▶ **Entries from a dataset of interfaces**:

-- -- --

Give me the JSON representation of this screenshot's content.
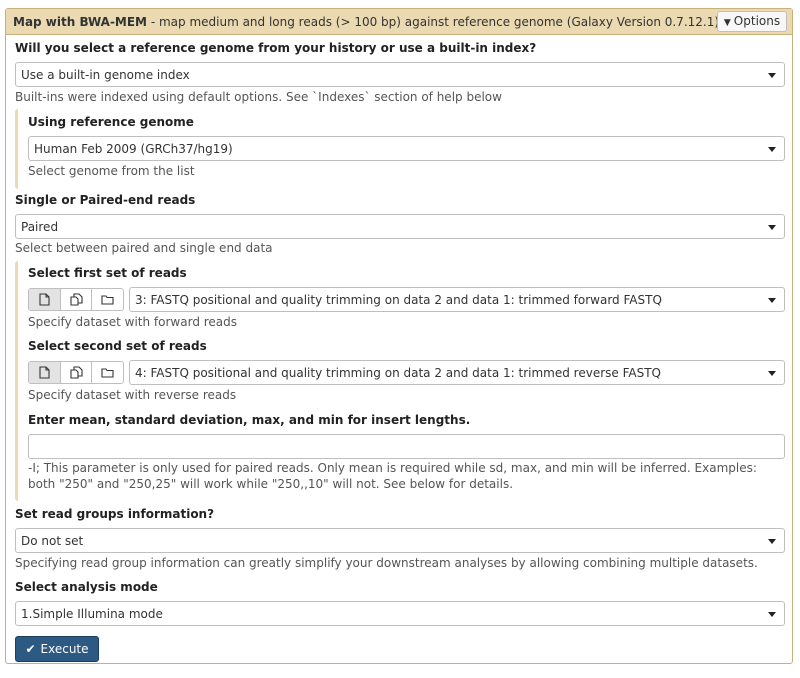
{
  "header": {
    "tool_name": "Map with BWA-MEM",
    "tool_description": "- map medium and long reads (> 100 bp) against reference genome (Galaxy Version 0.7.12.1)",
    "options_label": "Options"
  },
  "reference_source": {
    "label": "Will you select a reference genome from your history or use a built-in index?",
    "value": "Use a built-in genome index",
    "help": "Built-ins were indexed using default options. See `Indexes` section of help below"
  },
  "reference_genome": {
    "label": "Using reference genome",
    "value": "Human Feb 2009 (GRCh37/hg19)",
    "help": "Select genome from the list"
  },
  "read_type": {
    "label": "Single or Paired-end reads",
    "value": "Paired",
    "help": "Select between paired and single end data"
  },
  "first_reads": {
    "label": "Select first set of reads",
    "value": "3: FASTQ positional and quality trimming on data 2 and data 1: trimmed forward FASTQ",
    "help": "Specify dataset with forward reads"
  },
  "second_reads": {
    "label": "Select second set of reads",
    "value": "4: FASTQ positional and quality trimming on data 2 and data 1: trimmed reverse FASTQ",
    "help": "Specify dataset with reverse reads"
  },
  "insert_lengths": {
    "label": "Enter mean, standard deviation, max, and min for insert lengths.",
    "value": "",
    "help": "-I; This parameter is only used for paired reads. Only mean is required while sd, max, and min will be inferred. Examples: both \"250\" and \"250,25\" will work while \"250,,10\" will not. See below for details."
  },
  "read_groups": {
    "label": "Set read groups information?",
    "value": "Do not set",
    "help": "Specifying read group information can greatly simplify your downstream analyses by allowing combining multiple datasets."
  },
  "analysis_mode": {
    "label": "Select analysis mode",
    "value": "1.Simple Illumina mode"
  },
  "execute_label": "Execute",
  "colors": {
    "header_bg": "#ebd9b2",
    "border": "#c7b07b",
    "execute_bg": "#2c5a83"
  }
}
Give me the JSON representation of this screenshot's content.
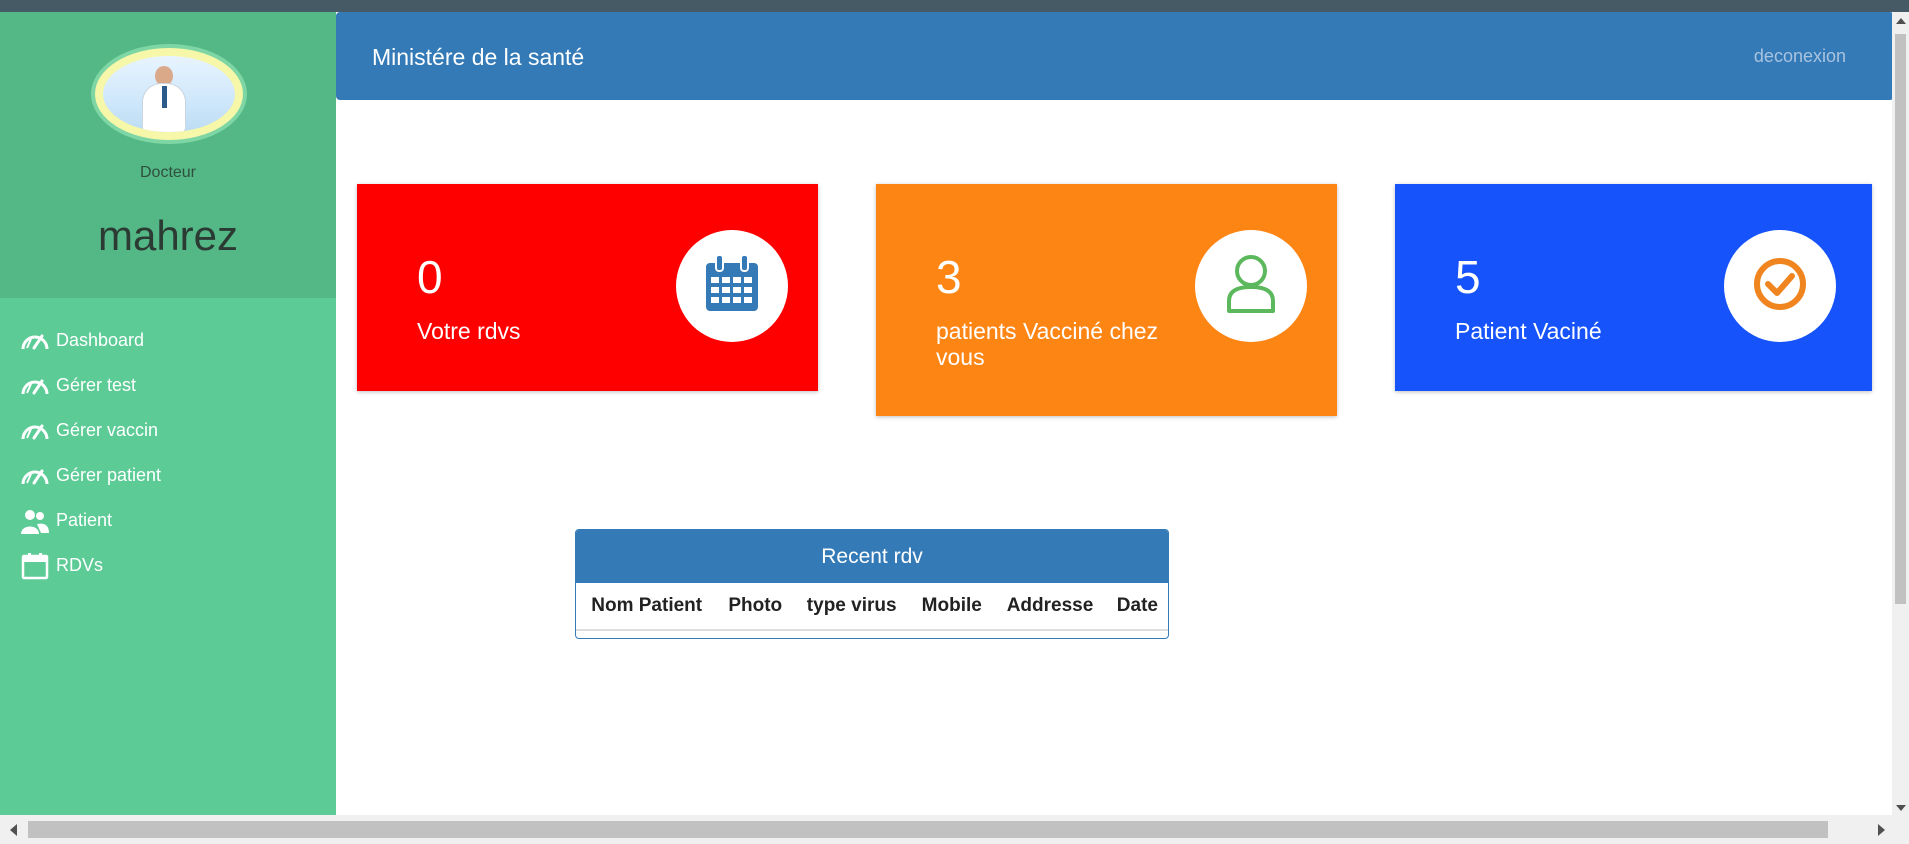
{
  "header": {
    "title": "Ministére de la santé",
    "logout_label": "deconexion"
  },
  "profile": {
    "role": "Docteur",
    "username": "mahrez"
  },
  "sidebar": {
    "items": [
      {
        "label": "Dashboard",
        "icon": "speedometer-icon"
      },
      {
        "label": "Gérer test",
        "icon": "speedometer-icon"
      },
      {
        "label": "Gérer vaccin",
        "icon": "speedometer-icon"
      },
      {
        "label": "Gérer patient",
        "icon": "speedometer-icon"
      },
      {
        "label": "Patient",
        "icon": "users-icon"
      },
      {
        "label": "RDVs",
        "icon": "calendar-icon"
      }
    ]
  },
  "cards": [
    {
      "count": "0",
      "label": "Votre rdvs",
      "color": "#ff0000",
      "icon": "calendar-icon",
      "icon_color": "#337ab7"
    },
    {
      "count": "3",
      "label": "patients Vacciné chez vous",
      "color": "#fd8514",
      "icon": "user-icon",
      "icon_color": "#5cb85c"
    },
    {
      "count": "5",
      "label": "Patient Vaciné",
      "color": "#1653fb",
      "icon": "check-circle-icon",
      "icon_color": "#f0841e"
    }
  ],
  "recent": {
    "title": "Recent rdv",
    "columns": [
      "Nom Patient",
      "Photo",
      "type virus",
      "Mobile",
      "Addresse",
      "Date"
    ]
  },
  "colors": {
    "sidebar": "#5ccb96",
    "sidebar_top": "#53b885",
    "header": "#337ab7"
  }
}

-- -- --

▶ **Activity**:
All that is needed is the data above, repeated exactly, without the pictures.

▶ **Task response**:
Give me the JSON representation of this screenshot's content.
{
  "header": {
    "tool_name": "Map with BWA-MEM",
    "tool_description": "- map medium and long reads (> 100 bp) against reference genome (Galaxy Version 0.7.12.1)",
    "options_label": "Options"
  },
  "reference_source": {
    "label": "Will you select a reference genome from your history or use a built-in index?",
    "value": "Use a built-in genome index",
    "help": "Built-ins were indexed using default options. See `Indexes` section of help below"
  },
  "reference_genome": {
    "label": "Using reference genome",
    "value": "Human Feb 2009 (GRCh37/hg19)",
    "help": "Select genome from the list"
  },
  "read_type": {
    "label": "Single or Paired-end reads",
    "value": "Paired",
    "help": "Select between paired and single end data"
  },
  "first_reads": {
    "label": "Select first set of reads",
    "value": "3: FASTQ positional and quality trimming on data 2 and data 1: trimmed forward FASTQ",
    "help": "Specify dataset with forward reads"
  },
  "second_reads": {
    "label": "Select second set of reads",
    "value": "4: FASTQ positional and quality trimming on data 2 and data 1: trimmed reverse FASTQ",
    "help": "Specify dataset with reverse reads"
  },
  "insert_lengths": {
    "label": "Enter mean, standard deviation, max, and min for insert lengths.",
    "value": "",
    "help": "-I; This parameter is only used for paired reads. Only mean is required while sd, max, and min will be inferred. Examples: both \"250\" and \"250,25\" will work while \"250,,10\" will not. See below for details."
  },
  "read_groups": {
    "label": "Set read groups information?",
    "value": "Do not set",
    "help": "Specifying read group information can greatly simplify your downstream analyses by allowing combining multiple datasets."
  },
  "analysis_mode": {
    "label": "Select analysis mode",
    "value": "1.Simple Illumina mode"
  },
  "execute_label": "Execute",
  "colors": {
    "header_bg": "#ebd9b2",
    "border": "#c7b07b",
    "execute_bg": "#2c5a83"
  }
}
Give me the JSON representation of this screenshot's content.
{
  "header": {
    "title": "Ministére de la santé",
    "logout_label": "deconexion"
  },
  "profile": {
    "role": "Docteur",
    "username": "mahrez"
  },
  "sidebar": {
    "items": [
      {
        "label": "Dashboard",
        "icon": "speedometer-icon"
      },
      {
        "label": "Gérer test",
        "icon": "speedometer-icon"
      },
      {
        "label": "Gérer vaccin",
        "icon": "speedometer-icon"
      },
      {
        "label": "Gérer patient",
        "icon": "speedometer-icon"
      },
      {
        "label": "Patient",
        "icon": "users-icon"
      },
      {
        "label": "RDVs",
        "icon": "calendar-icon"
      }
    ]
  },
  "cards": [
    {
      "count": "0",
      "label": "Votre rdvs",
      "color": "#ff0000",
      "icon": "calendar-icon",
      "icon_color": "#337ab7"
    },
    {
      "count": "3",
      "label": "patients Vacciné chez vous",
      "color": "#fd8514",
      "icon": "user-icon",
      "icon_color": "#5cb85c"
    },
    {
      "count": "5",
      "label": "Patient Vaciné",
      "color": "#1653fb",
      "icon": "check-circle-icon",
      "icon_color": "#f0841e"
    }
  ],
  "recent": {
    "title": "Recent rdv",
    "columns": [
      "Nom Patient",
      "Photo",
      "type virus",
      "Mobile",
      "Addresse",
      "Date"
    ]
  },
  "colors": {
    "sidebar": "#5ccb96",
    "sidebar_top": "#53b885",
    "header": "#337ab7"
  }
}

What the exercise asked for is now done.